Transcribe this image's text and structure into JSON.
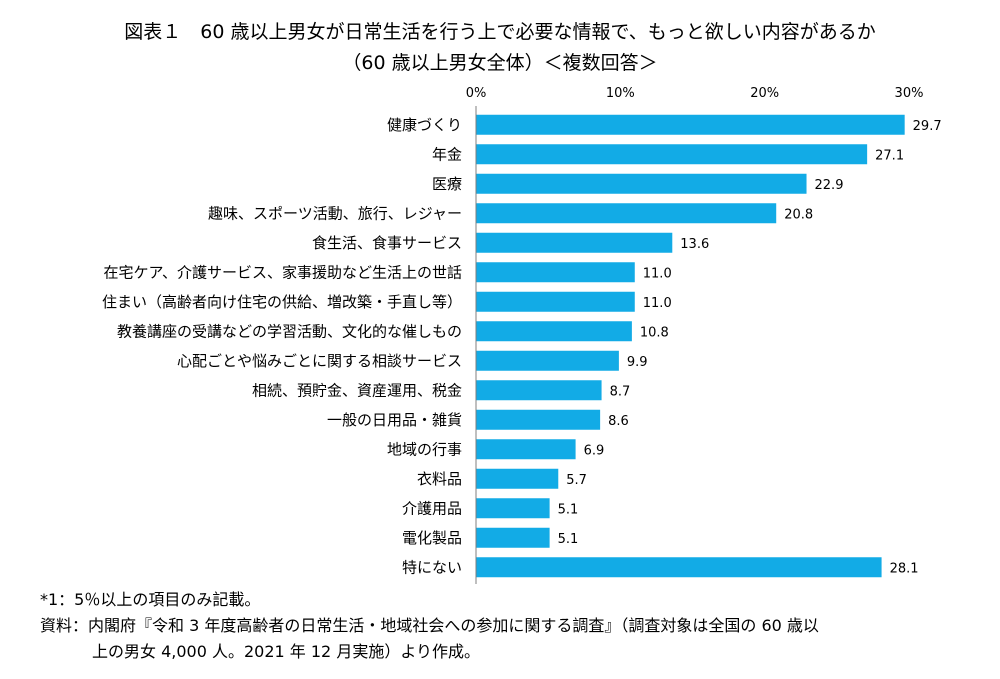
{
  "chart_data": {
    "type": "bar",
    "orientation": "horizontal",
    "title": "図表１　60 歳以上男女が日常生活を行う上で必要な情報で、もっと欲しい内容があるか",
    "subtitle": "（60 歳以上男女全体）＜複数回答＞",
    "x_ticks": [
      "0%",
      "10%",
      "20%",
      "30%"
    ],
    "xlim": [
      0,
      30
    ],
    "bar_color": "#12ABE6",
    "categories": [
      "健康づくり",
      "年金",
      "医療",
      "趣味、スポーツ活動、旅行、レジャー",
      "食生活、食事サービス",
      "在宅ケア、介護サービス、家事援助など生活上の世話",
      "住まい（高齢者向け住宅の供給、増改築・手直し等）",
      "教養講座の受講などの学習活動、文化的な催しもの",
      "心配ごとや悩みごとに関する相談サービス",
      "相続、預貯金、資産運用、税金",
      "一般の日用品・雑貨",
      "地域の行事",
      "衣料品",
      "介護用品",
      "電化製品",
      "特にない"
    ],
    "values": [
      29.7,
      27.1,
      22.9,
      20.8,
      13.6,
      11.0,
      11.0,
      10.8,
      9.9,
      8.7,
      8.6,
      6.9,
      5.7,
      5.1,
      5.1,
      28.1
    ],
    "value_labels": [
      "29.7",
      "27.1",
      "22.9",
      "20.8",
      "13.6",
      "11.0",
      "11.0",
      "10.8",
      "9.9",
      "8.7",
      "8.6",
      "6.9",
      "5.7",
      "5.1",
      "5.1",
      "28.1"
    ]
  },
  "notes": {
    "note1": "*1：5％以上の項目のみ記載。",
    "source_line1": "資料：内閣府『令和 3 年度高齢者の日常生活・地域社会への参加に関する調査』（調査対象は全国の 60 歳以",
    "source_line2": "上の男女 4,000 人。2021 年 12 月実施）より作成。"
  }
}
========
◆ Goal of the exercise: Copy the records above exactly. The pictures are not part of the copy.

◆ Correct response:
Transcribe this image's text and structure into JSON.
{
  "chart_data": {
    "type": "bar",
    "orientation": "horizontal",
    "title": "図表１　60 歳以上男女が日常生活を行う上で必要な情報で、もっと欲しい内容があるか",
    "subtitle": "（60 歳以上男女全体）＜複数回答＞",
    "x_ticks": [
      "0%",
      "10%",
      "20%",
      "30%"
    ],
    "xlim": [
      0,
      30
    ],
    "bar_color": "#12ABE6",
    "categories": [
      "健康づくり",
      "年金",
      "医療",
      "趣味、スポーツ活動、旅行、レジャー",
      "食生活、食事サービス",
      "在宅ケア、介護サービス、家事援助など生活上の世話",
      "住まい（高齢者向け住宅の供給、増改築・手直し等）",
      "教養講座の受講などの学習活動、文化的な催しもの",
      "心配ごとや悩みごとに関する相談サービス",
      "相続、預貯金、資産運用、税金",
      "一般の日用品・雑貨",
      "地域の行事",
      "衣料品",
      "介護用品",
      "電化製品",
      "特にない"
    ],
    "values": [
      29.7,
      27.1,
      22.9,
      20.8,
      13.6,
      11.0,
      11.0,
      10.8,
      9.9,
      8.7,
      8.6,
      6.9,
      5.7,
      5.1,
      5.1,
      28.1
    ],
    "value_labels": [
      "29.7",
      "27.1",
      "22.9",
      "20.8",
      "13.6",
      "11.0",
      "11.0",
      "10.8",
      "9.9",
      "8.7",
      "8.6",
      "6.9",
      "5.7",
      "5.1",
      "5.1",
      "28.1"
    ]
  },
  "notes": {
    "note1": "*1：5％以上の項目のみ記載。",
    "source_line1": "資料：内閣府『令和 3 年度高齢者の日常生活・地域社会への参加に関する調査』（調査対象は全国の 60 歳以",
    "source_line2": "上の男女 4,000 人。2021 年 12 月実施）より作成。"
  }
}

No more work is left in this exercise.